Your objective: In the records that follow, locate every line with "household" and extract it.

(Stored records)
-------------------------
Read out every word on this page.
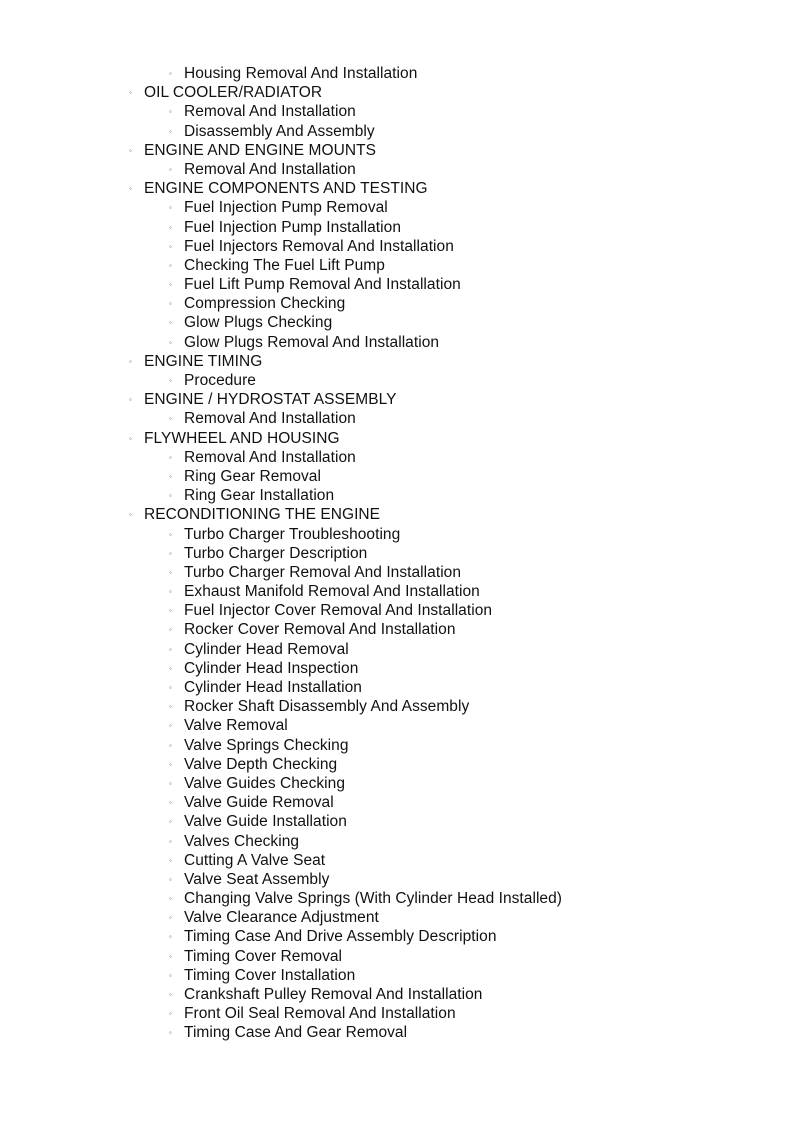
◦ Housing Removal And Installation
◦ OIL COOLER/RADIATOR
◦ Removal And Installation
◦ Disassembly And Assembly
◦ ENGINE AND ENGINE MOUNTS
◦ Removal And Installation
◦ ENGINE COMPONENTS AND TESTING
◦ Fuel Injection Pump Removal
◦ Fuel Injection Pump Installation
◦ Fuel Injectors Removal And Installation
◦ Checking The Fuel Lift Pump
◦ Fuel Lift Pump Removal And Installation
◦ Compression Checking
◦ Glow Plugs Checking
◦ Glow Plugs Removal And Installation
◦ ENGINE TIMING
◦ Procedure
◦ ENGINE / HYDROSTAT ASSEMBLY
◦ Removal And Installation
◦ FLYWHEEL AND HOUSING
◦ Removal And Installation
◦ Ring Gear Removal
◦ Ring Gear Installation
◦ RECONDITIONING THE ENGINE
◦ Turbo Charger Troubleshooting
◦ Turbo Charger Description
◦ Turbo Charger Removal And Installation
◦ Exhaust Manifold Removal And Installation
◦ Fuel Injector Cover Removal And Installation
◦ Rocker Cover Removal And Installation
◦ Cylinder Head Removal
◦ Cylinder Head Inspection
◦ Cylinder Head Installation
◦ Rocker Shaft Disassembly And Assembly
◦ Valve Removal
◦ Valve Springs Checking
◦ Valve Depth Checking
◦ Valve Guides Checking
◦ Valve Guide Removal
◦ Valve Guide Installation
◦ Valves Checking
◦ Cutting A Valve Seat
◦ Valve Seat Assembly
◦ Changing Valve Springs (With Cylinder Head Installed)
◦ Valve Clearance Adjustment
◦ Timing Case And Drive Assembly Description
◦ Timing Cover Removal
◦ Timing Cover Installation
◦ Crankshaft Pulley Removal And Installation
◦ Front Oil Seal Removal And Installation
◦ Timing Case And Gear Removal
-------------------------
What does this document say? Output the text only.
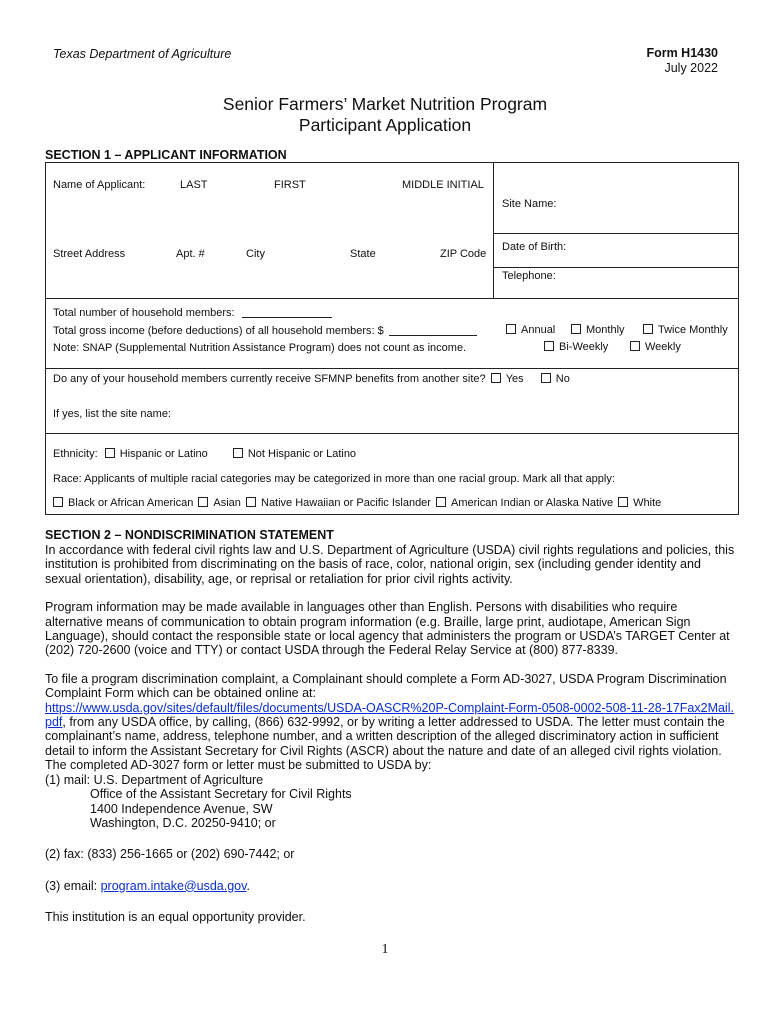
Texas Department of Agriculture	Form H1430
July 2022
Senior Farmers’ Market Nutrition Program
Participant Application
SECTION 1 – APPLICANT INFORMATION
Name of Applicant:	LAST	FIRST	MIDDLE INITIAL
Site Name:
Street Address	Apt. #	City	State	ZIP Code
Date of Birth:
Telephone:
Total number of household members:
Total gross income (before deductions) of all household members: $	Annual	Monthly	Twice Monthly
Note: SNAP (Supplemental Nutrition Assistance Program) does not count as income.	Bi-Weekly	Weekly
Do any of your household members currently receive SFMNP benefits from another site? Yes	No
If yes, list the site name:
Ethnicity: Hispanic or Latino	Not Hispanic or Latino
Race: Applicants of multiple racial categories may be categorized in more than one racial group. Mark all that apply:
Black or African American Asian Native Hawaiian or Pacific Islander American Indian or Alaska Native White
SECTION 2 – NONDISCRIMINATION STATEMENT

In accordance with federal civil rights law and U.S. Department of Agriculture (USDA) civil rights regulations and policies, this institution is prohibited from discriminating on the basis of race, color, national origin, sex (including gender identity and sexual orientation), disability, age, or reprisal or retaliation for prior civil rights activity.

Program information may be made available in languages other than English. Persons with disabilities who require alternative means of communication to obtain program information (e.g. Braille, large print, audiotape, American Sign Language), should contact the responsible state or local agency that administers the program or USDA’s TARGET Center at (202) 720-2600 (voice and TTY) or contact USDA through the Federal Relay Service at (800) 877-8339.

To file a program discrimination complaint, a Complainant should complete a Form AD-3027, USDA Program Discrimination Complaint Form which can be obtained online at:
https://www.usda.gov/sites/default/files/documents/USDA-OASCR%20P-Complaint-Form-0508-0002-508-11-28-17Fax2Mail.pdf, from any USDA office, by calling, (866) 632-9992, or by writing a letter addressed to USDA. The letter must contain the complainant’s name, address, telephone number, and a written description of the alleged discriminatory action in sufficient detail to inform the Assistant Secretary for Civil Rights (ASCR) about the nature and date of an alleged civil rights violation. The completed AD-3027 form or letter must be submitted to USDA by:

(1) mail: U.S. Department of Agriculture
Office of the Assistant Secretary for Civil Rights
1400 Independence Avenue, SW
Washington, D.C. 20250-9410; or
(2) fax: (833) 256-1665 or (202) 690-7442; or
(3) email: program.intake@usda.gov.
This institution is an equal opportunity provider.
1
-------------------------
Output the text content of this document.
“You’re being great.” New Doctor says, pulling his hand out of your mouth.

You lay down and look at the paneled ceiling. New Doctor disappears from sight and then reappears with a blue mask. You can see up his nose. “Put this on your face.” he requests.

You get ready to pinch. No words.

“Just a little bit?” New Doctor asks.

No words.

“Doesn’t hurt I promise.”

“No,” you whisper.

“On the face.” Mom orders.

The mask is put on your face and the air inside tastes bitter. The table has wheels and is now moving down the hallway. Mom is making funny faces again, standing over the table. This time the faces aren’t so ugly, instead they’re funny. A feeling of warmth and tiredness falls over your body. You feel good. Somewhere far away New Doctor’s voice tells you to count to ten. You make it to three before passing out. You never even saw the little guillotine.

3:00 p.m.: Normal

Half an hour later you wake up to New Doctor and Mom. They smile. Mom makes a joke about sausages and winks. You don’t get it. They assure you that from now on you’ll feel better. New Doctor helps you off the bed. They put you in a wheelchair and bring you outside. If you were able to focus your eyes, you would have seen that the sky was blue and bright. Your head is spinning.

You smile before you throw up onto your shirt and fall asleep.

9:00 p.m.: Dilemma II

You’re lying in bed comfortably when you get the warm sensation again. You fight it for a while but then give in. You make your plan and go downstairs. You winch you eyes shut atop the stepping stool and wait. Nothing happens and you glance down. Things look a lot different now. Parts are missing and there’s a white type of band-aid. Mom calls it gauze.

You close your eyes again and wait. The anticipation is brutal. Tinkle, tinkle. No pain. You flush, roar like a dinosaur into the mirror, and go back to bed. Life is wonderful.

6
-------------------------
Answer below:
Total number of household members:
Total gross income (before deductions) of all household members: $	Annual	Monthly	Twice Monthly
Do any of your household members currently receive SFMNP benefits from another site? Yes	No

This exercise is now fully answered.